• [Task directions]:
Give back each entry unchanged, minus pictures.

• [Source records]:
-- -- --

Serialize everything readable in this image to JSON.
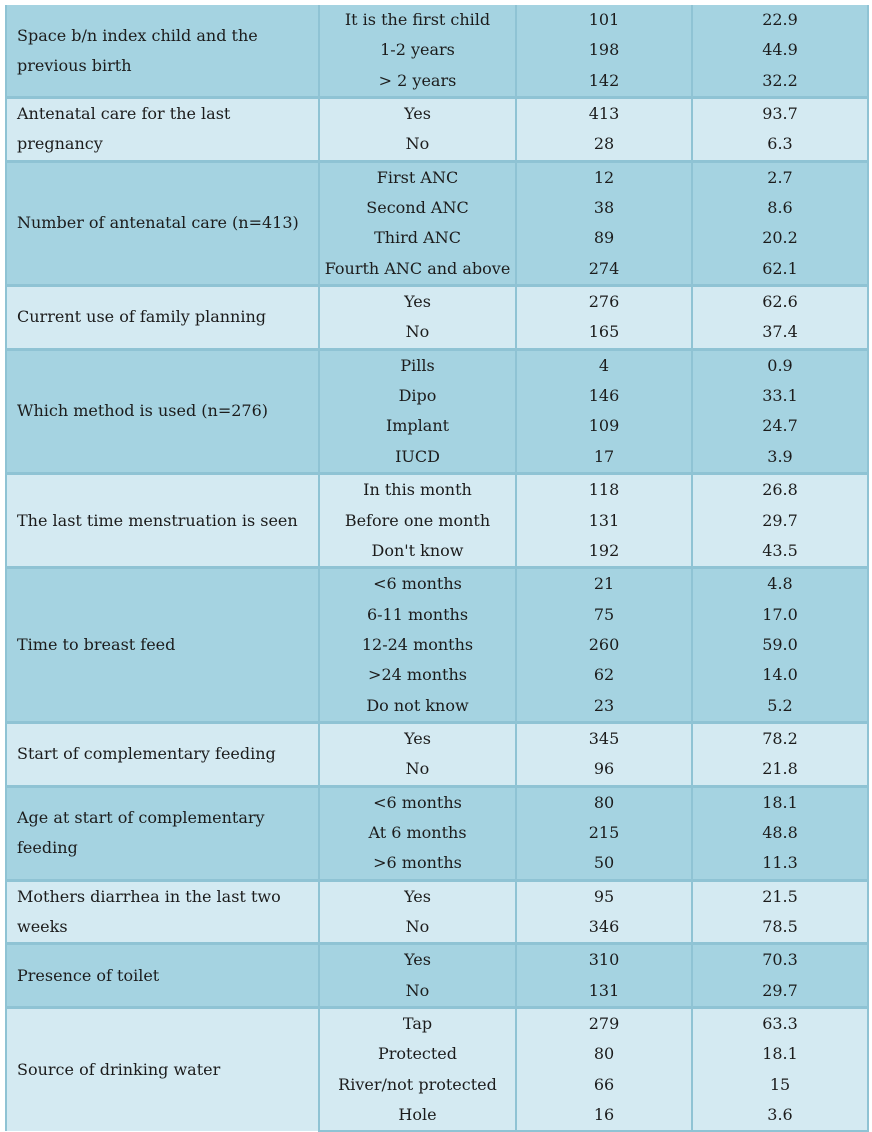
{
  "table": {
    "groups": [
      {
        "variable": "Space b/n index child and the previous birth",
        "rows": [
          {
            "category": "It is the first child",
            "n": "101",
            "pct": "22.9"
          },
          {
            "category": "1-2 years",
            "n": "198",
            "pct": "44.9"
          },
          {
            "category": "> 2 years",
            "n": "142",
            "pct": "32.2"
          }
        ]
      },
      {
        "variable": "Antenatal care for the last pregnancy",
        "rows": [
          {
            "category": "Yes",
            "n": "413",
            "pct": "93.7"
          },
          {
            "category": "No",
            "n": "28",
            "pct": "6.3"
          }
        ]
      },
      {
        "variable": "Number of antenatal care (n=413)",
        "rows": [
          {
            "category": "First ANC",
            "n": "12",
            "pct": "2.7"
          },
          {
            "category": "Second ANC",
            "n": "38",
            "pct": "8.6"
          },
          {
            "category": "Third ANC",
            "n": "89",
            "pct": "20.2"
          },
          {
            "category": "Fourth ANC and above",
            "n": "274",
            "pct": "62.1"
          }
        ]
      },
      {
        "variable": "Current use of family planning",
        "rows": [
          {
            "category": "Yes",
            "n": "276",
            "pct": "62.6"
          },
          {
            "category": "No",
            "n": "165",
            "pct": "37.4"
          }
        ]
      },
      {
        "variable": "Which method is used (n=276)",
        "rows": [
          {
            "category": "Pills",
            "n": "4",
            "pct": "0.9"
          },
          {
            "category": "Dipo",
            "n": "146",
            "pct": "33.1"
          },
          {
            "category": "Implant",
            "n": "109",
            "pct": "24.7"
          },
          {
            "category": "IUCD",
            "n": "17",
            "pct": "3.9"
          }
        ]
      },
      {
        "variable": "The last time menstruation is seen",
        "rows": [
          {
            "category": "In this month",
            "n": "118",
            "pct": "26.8"
          },
          {
            "category": "Before one month",
            "n": "131",
            "pct": "29.7"
          },
          {
            "category": "Don't know",
            "n": "192",
            "pct": "43.5"
          }
        ]
      },
      {
        "variable": "Time to breast feed",
        "rows": [
          {
            "category": "<6 months",
            "n": "21",
            "pct": "4.8"
          },
          {
            "category": "6-11 months",
            "n": "75",
            "pct": "17.0"
          },
          {
            "category": "12-24 months",
            "n": "260",
            "pct": "59.0"
          },
          {
            "category": ">24 months",
            "n": "62",
            "pct": "14.0"
          },
          {
            "category": "Do not know",
            "n": "23",
            "pct": "5.2"
          }
        ]
      },
      {
        "variable": "Start of complementary feeding",
        "rows": [
          {
            "category": "Yes",
            "n": "345",
            "pct": "78.2"
          },
          {
            "category": "No",
            "n": "96",
            "pct": "21.8"
          }
        ]
      },
      {
        "variable": "Age at start of complementary feeding",
        "rows": [
          {
            "category": "<6 months",
            "n": "80",
            "pct": "18.1"
          },
          {
            "category": "At 6 months",
            "n": "215",
            "pct": "48.8"
          },
          {
            "category": ">6 months",
            "n": "50",
            "pct": "11.3"
          }
        ]
      },
      {
        "variable": "Mothers diarrhea in the last two weeks",
        "rows": [
          {
            "category": "Yes",
            "n": "95",
            "pct": "21.5"
          },
          {
            "category": "No",
            "n": "346",
            "pct": "78.5"
          }
        ]
      },
      {
        "variable": "Presence of toilet",
        "rows": [
          {
            "category": "Yes",
            "n": "310",
            "pct": "70.3"
          },
          {
            "category": "No",
            "n": "131",
            "pct": "29.7"
          }
        ]
      },
      {
        "variable": "Source of drinking water",
        "rows": [
          {
            "category": "Tap",
            "n": "279",
            "pct": "63.3"
          },
          {
            "category": "Protected",
            "n": "80",
            "pct": "18.1"
          },
          {
            "category": "River/not protected",
            "n": "66",
            "pct": "15"
          },
          {
            "category": "Hole",
            "n": "16",
            "pct": "3.6"
          }
        ]
      }
    ]
  }
}
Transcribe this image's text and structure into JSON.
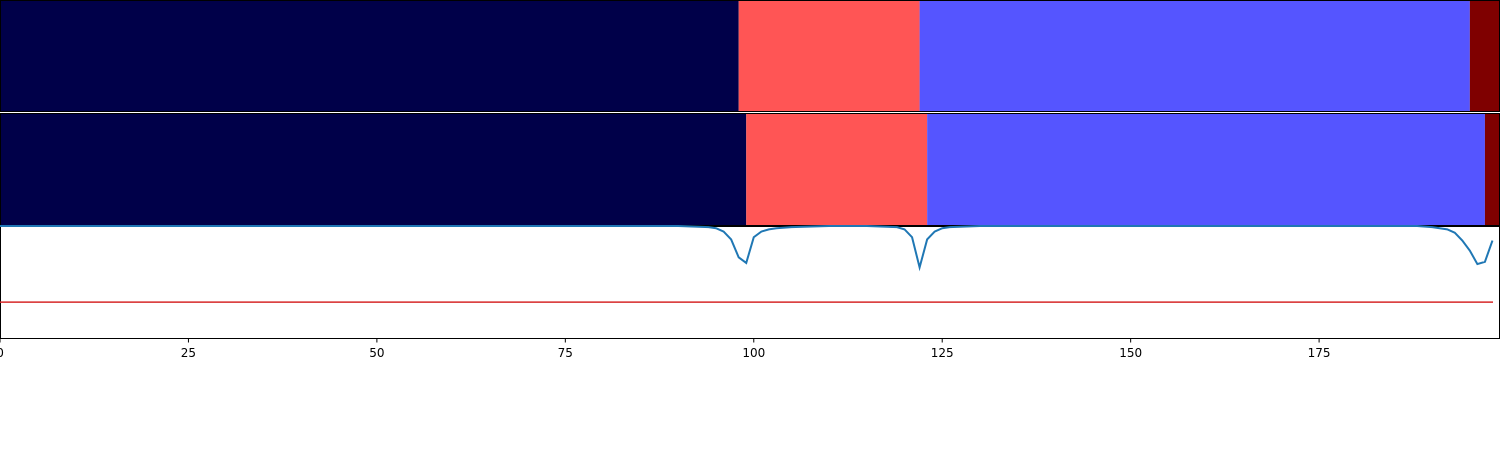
{
  "chart_data": {
    "type": "segmentation-timeline",
    "xlim": [
      0,
      199
    ],
    "x_ticks": [
      0,
      25,
      50,
      75,
      100,
      125,
      150,
      175
    ],
    "x_tick_labels": [
      "0",
      "25",
      "50",
      "75",
      "100",
      "125",
      "150",
      "175"
    ],
    "segment_rows": [
      {
        "segments": [
          {
            "start": 0,
            "end": 98,
            "color": "#000049"
          },
          {
            "start": 98,
            "end": 122,
            "color": "#ff5555"
          },
          {
            "start": 122,
            "end": 195,
            "color": "#5555ff"
          },
          {
            "start": 195,
            "end": 199,
            "color": "#7f0000"
          }
        ]
      },
      {
        "segments": [
          {
            "start": 0,
            "end": 99,
            "color": "#000049"
          },
          {
            "start": 99,
            "end": 123,
            "color": "#ff5555"
          },
          {
            "start": 123,
            "end": 197,
            "color": "#5555ff"
          },
          {
            "start": 197,
            "end": 199,
            "color": "#7f0000"
          }
        ]
      }
    ],
    "line_panel": {
      "ylim": [
        0,
        1
      ],
      "threshold": {
        "value": 0.32,
        "color": "#d62728"
      },
      "series": {
        "color": "#1f77b4",
        "x": [
          0,
          10,
          20,
          30,
          40,
          50,
          60,
          70,
          80,
          90,
          94,
          95,
          96,
          97,
          98,
          99,
          100,
          101,
          102,
          103,
          105,
          110,
          115,
          119,
          120,
          121,
          122,
          123,
          124,
          125,
          126,
          130,
          140,
          150,
          160,
          170,
          180,
          188,
          190,
          192,
          193,
          194,
          195,
          196,
          197,
          198
        ],
        "y": [
          1.0,
          1.0,
          1.0,
          1.0,
          1.0,
          1.0,
          1.0,
          1.0,
          1.0,
          1.0,
          0.99,
          0.98,
          0.95,
          0.88,
          0.72,
          0.67,
          0.9,
          0.95,
          0.97,
          0.98,
          0.99,
          1.0,
          1.0,
          0.99,
          0.97,
          0.9,
          0.63,
          0.88,
          0.95,
          0.98,
          0.99,
          1.0,
          1.0,
          1.0,
          1.0,
          1.0,
          1.0,
          1.0,
          0.99,
          0.97,
          0.94,
          0.87,
          0.78,
          0.66,
          0.68,
          0.87
        ]
      }
    }
  }
}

-- -- --

• [Answer to this task]:
Serialize everything readable in this image to JSON.
{
  "table": {
    "groups": [
      {
        "variable": "Space b/n index child and the previous birth",
        "rows": [
          {
            "category": "It is the first child",
            "n": "101",
            "pct": "22.9"
          },
          {
            "category": "1-2 years",
            "n": "198",
            "pct": "44.9"
          },
          {
            "category": "> 2 years",
            "n": "142",
            "pct": "32.2"
          }
        ]
      },
      {
        "variable": "Antenatal care for the last pregnancy",
        "rows": [
          {
            "category": "Yes",
            "n": "413",
            "pct": "93.7"
          },
          {
            "category": "No",
            "n": "28",
            "pct": "6.3"
          }
        ]
      },
      {
        "variable": "Number of antenatal care (n=413)",
        "rows": [
          {
            "category": "First ANC",
            "n": "12",
            "pct": "2.7"
          },
          {
            "category": "Second ANC",
            "n": "38",
            "pct": "8.6"
          },
          {
            "category": "Third ANC",
            "n": "89",
            "pct": "20.2"
          },
          {
            "category": "Fourth ANC and above",
            "n": "274",
            "pct": "62.1"
          }
        ]
      },
      {
        "variable": "Current use of family planning",
        "rows": [
          {
            "category": "Yes",
            "n": "276",
            "pct": "62.6"
          },
          {
            "category": "No",
            "n": "165",
            "pct": "37.4"
          }
        ]
      },
      {
        "variable": "Which method is used (n=276)",
        "rows": [
          {
            "category": "Pills",
            "n": "4",
            "pct": "0.9"
          },
          {
            "category": "Dipo",
            "n": "146",
            "pct": "33.1"
          },
          {
            "category": "Implant",
            "n": "109",
            "pct": "24.7"
          },
          {
            "category": "IUCD",
            "n": "17",
            "pct": "3.9"
          }
        ]
      },
      {
        "variable": "The last time menstruation is seen",
        "rows": [
          {
            "category": "In this month",
            "n": "118",
            "pct": "26.8"
          },
          {
            "category": "Before one month",
            "n": "131",
            "pct": "29.7"
          },
          {
            "category": "Don't know",
            "n": "192",
            "pct": "43.5"
          }
        ]
      },
      {
        "variable": "Time to breast feed",
        "rows": [
          {
            "category": "<6 months",
            "n": "21",
            "pct": "4.8"
          },
          {
            "category": "6-11 months",
            "n": "75",
            "pct": "17.0"
          },
          {
            "category": "12-24 months",
            "n": "260",
            "pct": "59.0"
          },
          {
            "category": ">24 months",
            "n": "62",
            "pct": "14.0"
          },
          {
            "category": "Do not know",
            "n": "23",
            "pct": "5.2"
          }
        ]
      },
      {
        "variable": "Start of complementary feeding",
        "rows": [
          {
            "category": "Yes",
            "n": "345",
            "pct": "78.2"
          },
          {
            "category": "No",
            "n": "96",
            "pct": "21.8"
          }
        ]
      },
      {
        "variable": "Age at start of complementary feeding",
        "rows": [
          {
            "category": "<6 months",
            "n": "80",
            "pct": "18.1"
          },
          {
            "category": "At 6 months",
            "n": "215",
            "pct": "48.8"
          },
          {
            "category": ">6 months",
            "n": "50",
            "pct": "11.3"
          }
        ]
      },
      {
        "variable": "Mothers diarrhea in the last two weeks",
        "rows": [
          {
            "category": "Yes",
            "n": "95",
            "pct": "21.5"
          },
          {
            "category": "No",
            "n": "346",
            "pct": "78.5"
          }
        ]
      },
      {
        "variable": "Presence of toilet",
        "rows": [
          {
            "category": "Yes",
            "n": "310",
            "pct": "70.3"
          },
          {
            "category": "No",
            "n": "131",
            "pct": "29.7"
          }
        ]
      },
      {
        "variable": "Source of drinking water",
        "rows": [
          {
            "category": "Tap",
            "n": "279",
            "pct": "63.3"
          },
          {
            "category": "Protected",
            "n": "80",
            "pct": "18.1"
          },
          {
            "category": "River/not protected",
            "n": "66",
            "pct": "15"
          },
          {
            "category": "Hole",
            "n": "16",
            "pct": "3.6"
          }
        ]
      }
    ]
  }
}
Transcribe this image's text and structure into JSON.
{
  "chart_data": {
    "type": "segmentation-timeline",
    "xlim": [
      0,
      199
    ],
    "x_ticks": [
      0,
      25,
      50,
      75,
      100,
      125,
      150,
      175
    ],
    "x_tick_labels": [
      "0",
      "25",
      "50",
      "75",
      "100",
      "125",
      "150",
      "175"
    ],
    "segment_rows": [
      {
        "segments": [
          {
            "start": 0,
            "end": 98,
            "color": "#000049"
          },
          {
            "start": 98,
            "end": 122,
            "color": "#ff5555"
          },
          {
            "start": 122,
            "end": 195,
            "color": "#5555ff"
          },
          {
            "start": 195,
            "end": 199,
            "color": "#7f0000"
          }
        ]
      },
      {
        "segments": [
          {
            "start": 0,
            "end": 99,
            "color": "#000049"
          },
          {
            "start": 99,
            "end": 123,
            "color": "#ff5555"
          },
          {
            "start": 123,
            "end": 197,
            "color": "#5555ff"
          },
          {
            "start": 197,
            "end": 199,
            "color": "#7f0000"
          }
        ]
      }
    ],
    "line_panel": {
      "ylim": [
        0,
        1
      ],
      "threshold": {
        "value": 0.32,
        "color": "#d62728"
      },
      "series": {
        "color": "#1f77b4",
        "x": [
          0,
          10,
          20,
          30,
          40,
          50,
          60,
          70,
          80,
          90,
          94,
          95,
          96,
          97,
          98,
          99,
          100,
          101,
          102,
          103,
          105,
          110,
          115,
          119,
          120,
          121,
          122,
          123,
          124,
          125,
          126,
          130,
          140,
          150,
          160,
          170,
          180,
          188,
          190,
          192,
          193,
          194,
          195,
          196,
          197,
          198
        ],
        "y": [
          1.0,
          1.0,
          1.0,
          1.0,
          1.0,
          1.0,
          1.0,
          1.0,
          1.0,
          1.0,
          0.99,
          0.98,
          0.95,
          0.88,
          0.72,
          0.67,
          0.9,
          0.95,
          0.97,
          0.98,
          0.99,
          1.0,
          1.0,
          0.99,
          0.97,
          0.9,
          0.63,
          0.88,
          0.95,
          0.98,
          0.99,
          1.0,
          1.0,
          1.0,
          1.0,
          1.0,
          1.0,
          1.0,
          0.99,
          0.97,
          0.94,
          0.87,
          0.78,
          0.66,
          0.68,
          0.87
        ]
      }
    }
  }
}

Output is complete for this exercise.